::: Input records :::
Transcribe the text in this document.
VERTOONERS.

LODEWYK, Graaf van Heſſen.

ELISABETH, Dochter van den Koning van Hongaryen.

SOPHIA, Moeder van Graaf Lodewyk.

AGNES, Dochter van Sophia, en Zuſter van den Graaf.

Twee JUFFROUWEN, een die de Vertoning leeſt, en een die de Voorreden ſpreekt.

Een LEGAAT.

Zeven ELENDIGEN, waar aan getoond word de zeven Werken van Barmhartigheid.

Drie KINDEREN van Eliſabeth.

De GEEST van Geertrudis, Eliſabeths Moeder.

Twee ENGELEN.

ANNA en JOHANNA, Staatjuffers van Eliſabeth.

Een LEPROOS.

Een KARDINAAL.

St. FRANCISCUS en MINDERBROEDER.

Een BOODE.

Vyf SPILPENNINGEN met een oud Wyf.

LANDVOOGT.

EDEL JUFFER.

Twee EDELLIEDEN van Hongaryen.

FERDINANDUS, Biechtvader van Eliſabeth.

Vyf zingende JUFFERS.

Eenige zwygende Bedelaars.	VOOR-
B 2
:::
** Task description **
Retype the data exactly as given.

** Completed task **
Transcribe the text in this document.
VERTOONERS.

LODEWYK, Graaf van Heſſen.

ELISABETH, Dochter van den Koning van Hongaryen.

SOPHIA, Moeder van Graaf Lodewyk.

AGNES, Dochter van Sophia, en Zuſter van den Graaf.

Twee JUFFROUWEN, een die de Vertoning leeſt, en een die de Voorreden ſpreekt.

Een LEGAAT.

Zeven ELENDIGEN, waar aan getoond word de zeven Werken van Barmhartigheid.

Drie KINDEREN van Eliſabeth.

De GEEST van Geertrudis, Eliſabeths Moeder.

Twee ENGELEN.

ANNA en JOHANNA, Staatjuffers van Eliſabeth.

Een LEPROOS.

Een KARDINAAL.

St. FRANCISCUS en MINDERBROEDER.

Een BOODE.

Vyf SPILPENNINGEN met een oud Wyf.

LANDVOOGT.

EDEL JUFFER.

Twee EDELLIEDEN van Hongaryen.

FERDINANDUS, Biechtvader van Eliſabeth.

Vyf zingende JUFFERS.

Eenige zwygende Bedelaars.	VOOR-
B 2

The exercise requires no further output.